Data items:
··········
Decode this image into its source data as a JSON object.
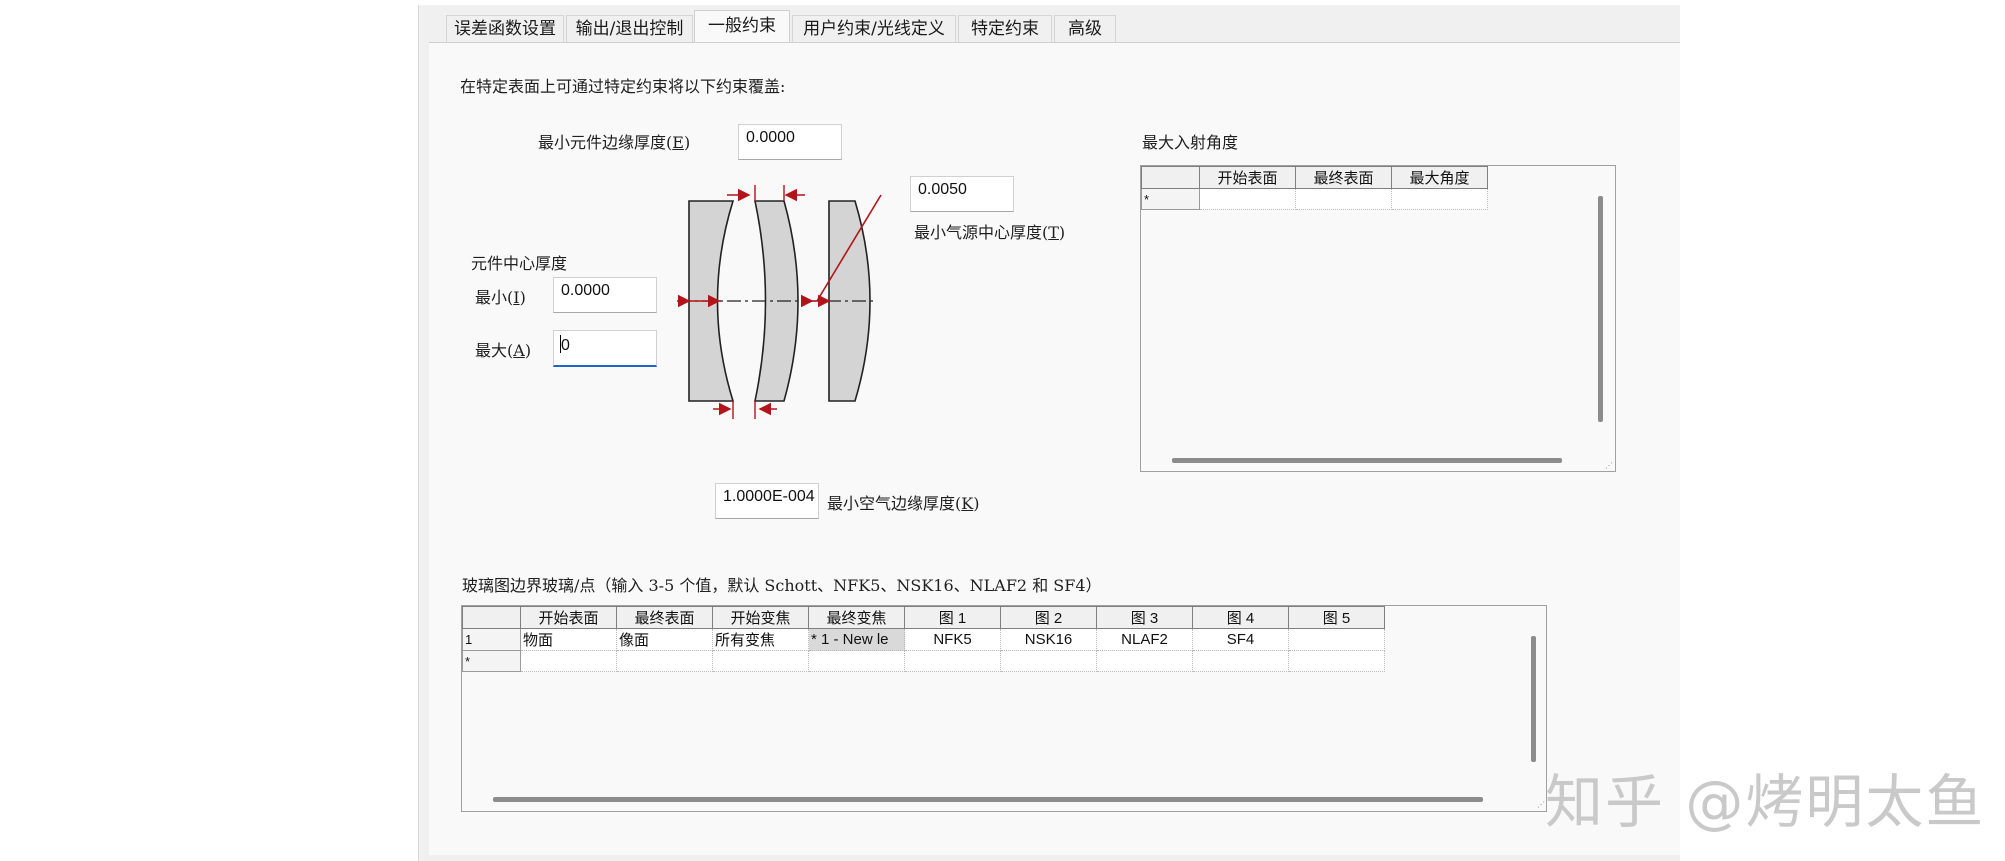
{
  "tabs": [
    {
      "label": "误差函数设置"
    },
    {
      "label": "输出/退出控制"
    },
    {
      "label": "一般约束"
    },
    {
      "label": "用户约束/光线定义"
    },
    {
      "label": "特定约束"
    },
    {
      "label": "高级"
    }
  ],
  "intro_text": "在特定表面上可通过特定约束将以下约束覆盖:",
  "min_edge_thickness": {
    "label": "最小元件边缘厚度(",
    "key": "E",
    "close": ")",
    "value": "0.0000"
  },
  "min_air_center": {
    "label": "最小气源中心厚度(",
    "key": "T",
    "close": ")",
    "value": "0.0050"
  },
  "center_thickness": {
    "group_label": "元件中心厚度",
    "min_label": "最小(",
    "min_key": "I",
    "min_close": ")",
    "min_value": "0.0000",
    "max_label": "最大(",
    "max_key": "A",
    "max_close": ")",
    "max_value": "0"
  },
  "min_air_edge": {
    "label": "最小空气边缘厚度(",
    "key": "K",
    "close": ")",
    "value": "1.0000E-004"
  },
  "max_incidence": {
    "label": "最大入射角度",
    "headers": [
      "开始表面",
      "最终表面",
      "最大角度"
    ],
    "new_row_marker": "*"
  },
  "glass_boundary": {
    "label": "玻璃图边界玻璃/点（输入 3-5 个值，默认 Schott、NFK5、NSK16、NLAF2 和 SF4）",
    "headers": [
      "开始表面",
      "最终表面",
      "开始变焦",
      "最终变焦",
      "图 1",
      "图 2",
      "图 3",
      "图 4",
      "图 5"
    ],
    "rows": [
      {
        "index": "1",
        "cells": [
          "物面",
          "像面",
          "所有变焦",
          "* 1 - New le",
          "NFK5",
          "NSK16",
          "NLAF2",
          "SF4",
          ""
        ]
      }
    ],
    "new_row_marker": "*"
  },
  "watermark": "知乎 @烤明太鱼"
}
··········
Set task: Please set down each line of the data above exactly as written, without the pictures.

Task solution:
Decode this image into its source data as a JSON object.
{
  "tabs": [
    {
      "label": "误差函数设置"
    },
    {
      "label": "输出/退出控制"
    },
    {
      "label": "一般约束"
    },
    {
      "label": "用户约束/光线定义"
    },
    {
      "label": "特定约束"
    },
    {
      "label": "高级"
    }
  ],
  "intro_text": "在特定表面上可通过特定约束将以下约束覆盖:",
  "min_edge_thickness": {
    "label": "最小元件边缘厚度(",
    "key": "E",
    "close": ")",
    "value": "0.0000"
  },
  "min_air_center": {
    "label": "最小气源中心厚度(",
    "key": "T",
    "close": ")",
    "value": "0.0050"
  },
  "center_thickness": {
    "group_label": "元件中心厚度",
    "min_label": "最小(",
    "min_key": "I",
    "min_close": ")",
    "min_value": "0.0000",
    "max_label": "最大(",
    "max_key": "A",
    "max_close": ")",
    "max_value": "0"
  },
  "min_air_edge": {
    "label": "最小空气边缘厚度(",
    "key": "K",
    "close": ")",
    "value": "1.0000E-004"
  },
  "max_incidence": {
    "label": "最大入射角度",
    "headers": [
      "开始表面",
      "最终表面",
      "最大角度"
    ],
    "new_row_marker": "*"
  },
  "glass_boundary": {
    "label": "玻璃图边界玻璃/点（输入 3-5 个值，默认 Schott、NFK5、NSK16、NLAF2 和 SF4）",
    "headers": [
      "开始表面",
      "最终表面",
      "开始变焦",
      "最终变焦",
      "图 1",
      "图 2",
      "图 3",
      "图 4",
      "图 5"
    ],
    "rows": [
      {
        "index": "1",
        "cells": [
          "物面",
          "像面",
          "所有变焦",
          "* 1 - New le",
          "NFK5",
          "NSK16",
          "NLAF2",
          "SF4",
          ""
        ]
      }
    ],
    "new_row_marker": "*"
  },
  "watermark": "知乎 @烤明太鱼"
}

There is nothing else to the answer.